» Task to carry out: Transcribe the whole listing below without changing a word, but leave out every image.
··· Excerpted records ···
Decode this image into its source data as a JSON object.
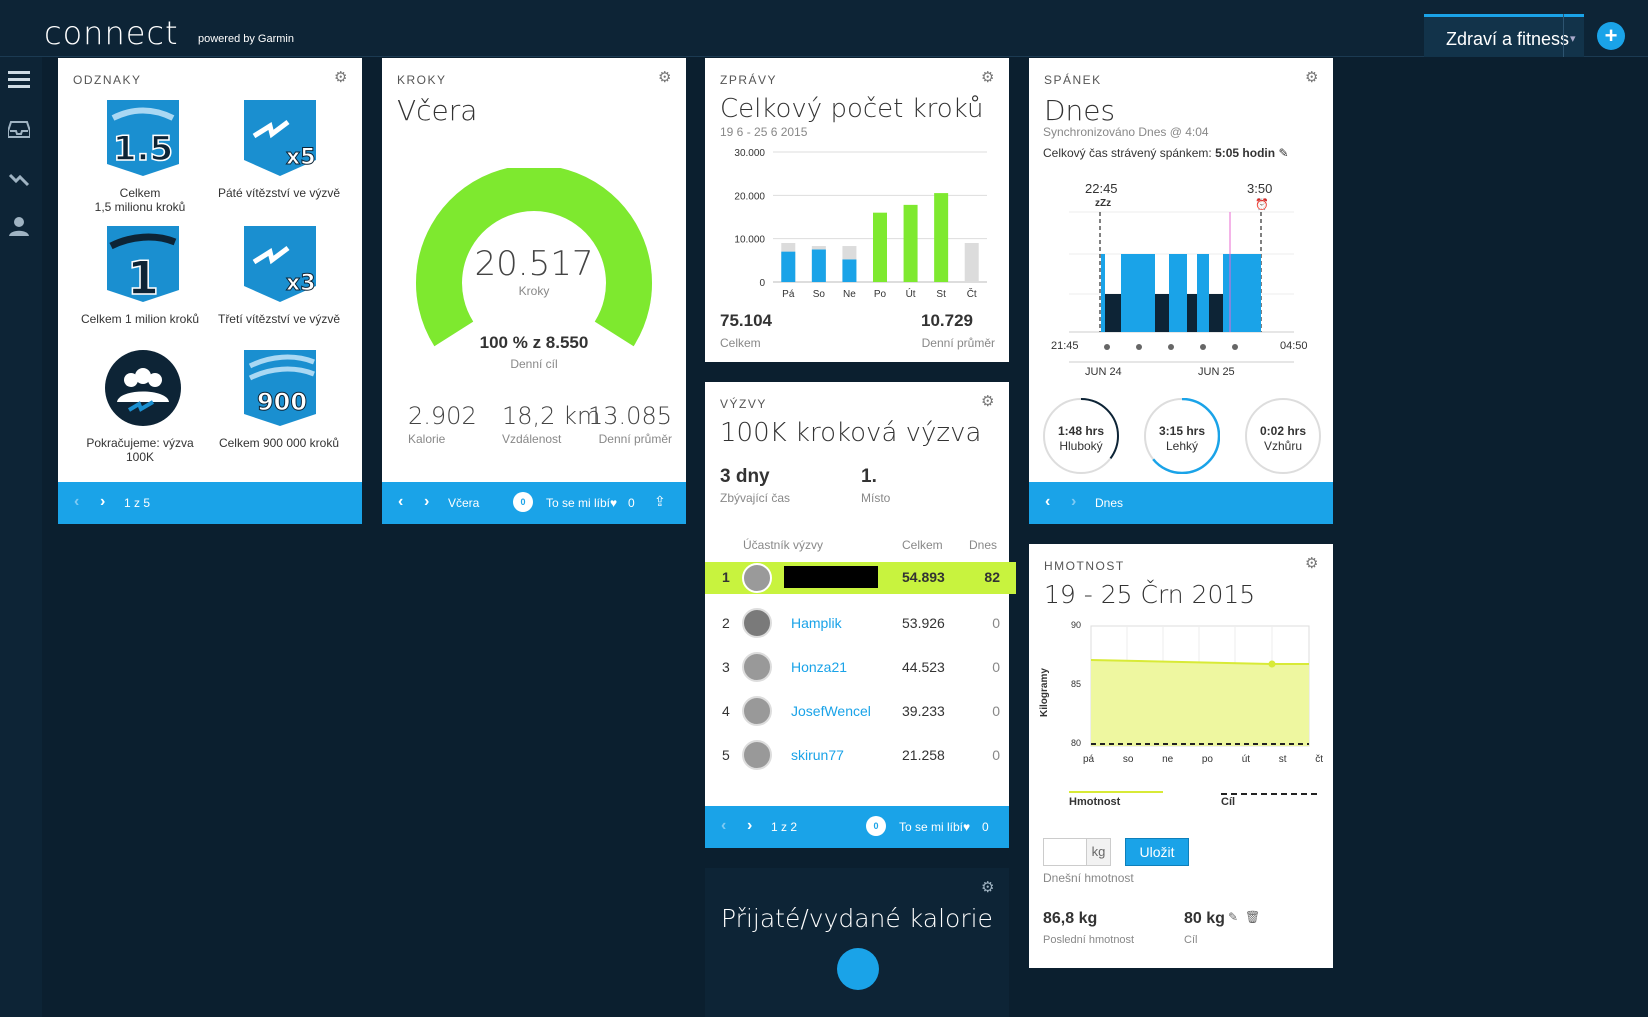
{
  "header": {
    "logo": "connect",
    "logo_sub": "powered by Garmin",
    "context": "Zdraví a fitness",
    "caret": "▾",
    "plus": "+"
  },
  "badges_card": {
    "title": "ODZNAKY",
    "badges": [
      {
        "label": "Celkem\n1,5 milionu kroků",
        "art": "1.5"
      },
      {
        "label": "Páté vítězství ve výzvě",
        "art": "x5"
      },
      {
        "label": "Celkem 1 milion kroků",
        "art": "1"
      },
      {
        "label": "Třetí vítězství ve výzvě",
        "art": "x3"
      },
      {
        "label": "Pokračujeme: výzva\n100K",
        "art": "group"
      },
      {
        "label": "Celkem 900 000 kroků",
        "art": "900"
      }
    ],
    "pager": "1 z 5"
  },
  "steps_card": {
    "title": "KROKY",
    "heading": "Včera",
    "steps": "20.517",
    "steps_unit": "Kroky",
    "goal_pct": "100 % z 8.550",
    "goal_label": "Denní cíl",
    "gauge_fraction": 1.0,
    "stats": [
      {
        "value": "2.902",
        "label": "Kalorie"
      },
      {
        "value": "18,2 km",
        "label": "Vzdálenost"
      },
      {
        "value": "13.085",
        "label": "Denní průměr"
      }
    ],
    "footer_day": "Včera",
    "likes_count": "0",
    "like_text": "To se mi líbí♥",
    "like_num": "0"
  },
  "messages_card": {
    "title": "ZPRÁVY",
    "heading": "Celkový počet kroků",
    "range": "19 6 - 25 6 2015",
    "total": "75.104",
    "total_label": "Celkem",
    "avg": "10.729",
    "avg_label": "Denní průměr"
  },
  "chart_data": {
    "type": "bar",
    "categories": [
      "Pá",
      "So",
      "Ne",
      "Po",
      "Út",
      "St",
      "Čt"
    ],
    "series": [
      {
        "values": [
          7000,
          7500,
          5200,
          16000,
          17800,
          20517,
          0
        ]
      },
      {
        "values": [
          9000,
          8300,
          8300,
          0,
          0,
          0,
          9000
        ]
      }
    ],
    "yticks": [
      "30.000",
      "20.000",
      "10.000",
      "0"
    ],
    "ylim": [
      0,
      30000
    ],
    "colors": {
      "past": "#1aa3e8",
      "goal_met": "#7ee92f",
      "goal_gray": "#dcdcdc"
    }
  },
  "challenge_card": {
    "title": "VÝZVY",
    "heading": "100K kroková výzva",
    "remaining": "3 dny",
    "remaining_label": "Zbývající čas",
    "place": "1.",
    "place_label": "Místo",
    "col_participant": "Účastník výzvy",
    "col_total": "Celkem",
    "col_today": "Dnes",
    "rows": [
      {
        "rank": "1",
        "name": "",
        "total": "54.893",
        "today": "82",
        "highlight": true
      },
      {
        "rank": "2",
        "name": "Hamplik",
        "total": "53.926",
        "today": "0"
      },
      {
        "rank": "3",
        "name": "Honza21",
        "total": "44.523",
        "today": "0"
      },
      {
        "rank": "4",
        "name": "JosefWencel",
        "total": "39.233",
        "today": "0"
      },
      {
        "rank": "5",
        "name": "skirun77",
        "total": "21.258",
        "today": "0"
      }
    ],
    "pager": "1 z 2",
    "likes_count": "0",
    "like_text": "To se mi líbí♥",
    "like_num": "0"
  },
  "calories_card": {
    "heading": "Přijaté/vydané kalorie"
  },
  "sleep_card": {
    "title": "SPÁNEK",
    "heading": "Dnes",
    "synced": "Synchronizováno Dnes @ 4:04",
    "total_label": "Celkový čas strávený spánkem: ",
    "total_value": "5:05 hodin",
    "start": "22:45",
    "end": "3:50",
    "axis_left": "21:45",
    "axis_right": "04:50",
    "day1": "JUN 24",
    "day2": "JUN 25",
    "zzz": "zZz",
    "rings": [
      {
        "value": "1:48 hrs",
        "label": "Hluboký",
        "fraction": 0.35,
        "color": "#0d2436"
      },
      {
        "value": "3:15 hrs",
        "label": "Lehký",
        "fraction": 0.64,
        "color": "#1aa3e8"
      },
      {
        "value": "0:02 hrs",
        "label": "Vzhůru",
        "fraction": 0.0,
        "color": "#e86ad1"
      }
    ],
    "footer_day": "Dnes"
  },
  "weight_card": {
    "title": "HMOTNOST",
    "heading": "19 - 25 Črn 2015",
    "ylabel": "Kilogramy",
    "yticks": [
      "90",
      "85",
      "80"
    ],
    "xlabels": [
      "pá",
      "so",
      "ne",
      "po",
      "út",
      "st",
      "čt"
    ],
    "legend_weight": "Hmotnost",
    "legend_goal": "Cíl",
    "input_unit": "kg",
    "save": "Uložit",
    "today_label": "Dnešní hmotnost",
    "last_value": "86,8 kg",
    "last_label": "Poslední hmotnost",
    "goal_value": "80 kg",
    "goal_label": "Cíl"
  }
}
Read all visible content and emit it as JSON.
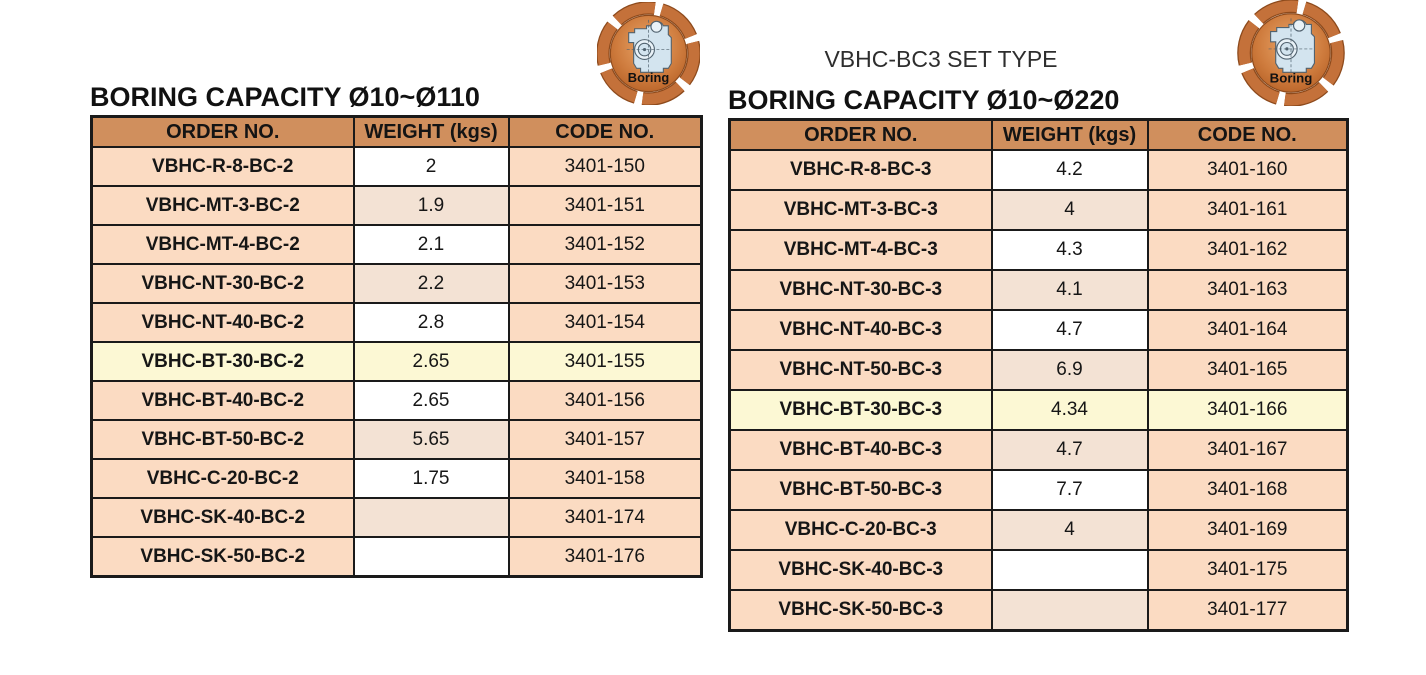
···
» Result of the task:
Decode this image into its source data as a JSON object.
{
  "header": {
    "logo": "connect",
    "logo_sub": "powered by Garmin",
    "context": "Zdraví a fitness",
    "caret": "▾",
    "plus": "+"
  },
  "badges_card": {
    "title": "ODZNAKY",
    "badges": [
      {
        "label": "Celkem\n1,5 milionu kroků",
        "art": "1.5"
      },
      {
        "label": "Páté vítězství ve výzvě",
        "art": "x5"
      },
      {
        "label": "Celkem 1 milion kroků",
        "art": "1"
      },
      {
        "label": "Třetí vítězství ve výzvě",
        "art": "x3"
      },
      {
        "label": "Pokračujeme: výzva\n100K",
        "art": "group"
      },
      {
        "label": "Celkem 900 000 kroků",
        "art": "900"
      }
    ],
    "pager": "1 z 5"
  },
  "steps_card": {
    "title": "KROKY",
    "heading": "Včera",
    "steps": "20.517",
    "steps_unit": "Kroky",
    "goal_pct": "100 % z 8.550",
    "goal_label": "Denní cíl",
    "gauge_fraction": 1.0,
    "stats": [
      {
        "value": "2.902",
        "label": "Kalorie"
      },
      {
        "value": "18,2 km",
        "label": "Vzdálenost"
      },
      {
        "value": "13.085",
        "label": "Denní průměr"
      }
    ],
    "footer_day": "Včera",
    "likes_count": "0",
    "like_text": "To se mi líbí♥",
    "like_num": "0"
  },
  "messages_card": {
    "title": "ZPRÁVY",
    "heading": "Celkový počet kroků",
    "range": "19 6 - 25 6 2015",
    "total": "75.104",
    "total_label": "Celkem",
    "avg": "10.729",
    "avg_label": "Denní průměr"
  },
  "chart_data": {
    "type": "bar",
    "categories": [
      "Pá",
      "So",
      "Ne",
      "Po",
      "Út",
      "St",
      "Čt"
    ],
    "series": [
      {
        "values": [
          7000,
          7500,
          5200,
          16000,
          17800,
          20517,
          0
        ]
      },
      {
        "values": [
          9000,
          8300,
          8300,
          0,
          0,
          0,
          9000
        ]
      }
    ],
    "yticks": [
      "30.000",
      "20.000",
      "10.000",
      "0"
    ],
    "ylim": [
      0,
      30000
    ],
    "colors": {
      "past": "#1aa3e8",
      "goal_met": "#7ee92f",
      "goal_gray": "#dcdcdc"
    }
  },
  "challenge_card": {
    "title": "VÝZVY",
    "heading": "100K kroková výzva",
    "remaining": "3 dny",
    "remaining_label": "Zbývající čas",
    "place": "1.",
    "place_label": "Místo",
    "col_participant": "Účastník výzvy",
    "col_total": "Celkem",
    "col_today": "Dnes",
    "rows": [
      {
        "rank": "1",
        "name": "",
        "total": "54.893",
        "today": "82",
        "highlight": true
      },
      {
        "rank": "2",
        "name": "Hamplik",
        "total": "53.926",
        "today": "0"
      },
      {
        "rank": "3",
        "name": "Honza21",
        "total": "44.523",
        "today": "0"
      },
      {
        "rank": "4",
        "name": "JosefWencel",
        "total": "39.233",
        "today": "0"
      },
      {
        "rank": "5",
        "name": "skirun77",
        "total": "21.258",
        "today": "0"
      }
    ],
    "pager": "1 z 2",
    "likes_count": "0",
    "like_text": "To se mi líbí♥",
    "like_num": "0"
  },
  "calories_card": {
    "heading": "Přijaté/vydané kalorie"
  },
  "sleep_card": {
    "title": "SPÁNEK",
    "heading": "Dnes",
    "synced": "Synchronizováno Dnes @ 4:04",
    "total_label": "Celkový čas strávený spánkem: ",
    "total_value": "5:05 hodin",
    "start": "22:45",
    "end": "3:50",
    "axis_left": "21:45",
    "axis_right": "04:50",
    "day1": "JUN 24",
    "day2": "JUN 25",
    "zzz": "zZz",
    "rings": [
      {
        "value": "1:48 hrs",
        "label": "Hluboký",
        "fraction": 0.35,
        "color": "#0d2436"
      },
      {
        "value": "3:15 hrs",
        "label": "Lehký",
        "fraction": 0.64,
        "color": "#1aa3e8"
      },
      {
        "value": "0:02 hrs",
        "label": "Vzhůru",
        "fraction": 0.0,
        "color": "#e86ad1"
      }
    ],
    "footer_day": "Dnes"
  },
  "weight_card": {
    "title": "HMOTNOST",
    "heading": "19 - 25 Črn 2015",
    "ylabel": "Kilogramy",
    "yticks": [
      "90",
      "85",
      "80"
    ],
    "xlabels": [
      "pá",
      "so",
      "ne",
      "po",
      "út",
      "st",
      "čt"
    ],
    "legend_weight": "Hmotnost",
    "legend_goal": "Cíl",
    "input_unit": "kg",
    "save": "Uložit",
    "today_label": "Dnešní hmotnost",
    "last_value": "86,8 kg",
    "last_label": "Poslední hmotnost",
    "goal_value": "80 kg",
    "goal_label": "Cíl"
  }
}
Read all visible content and emit it as JSON.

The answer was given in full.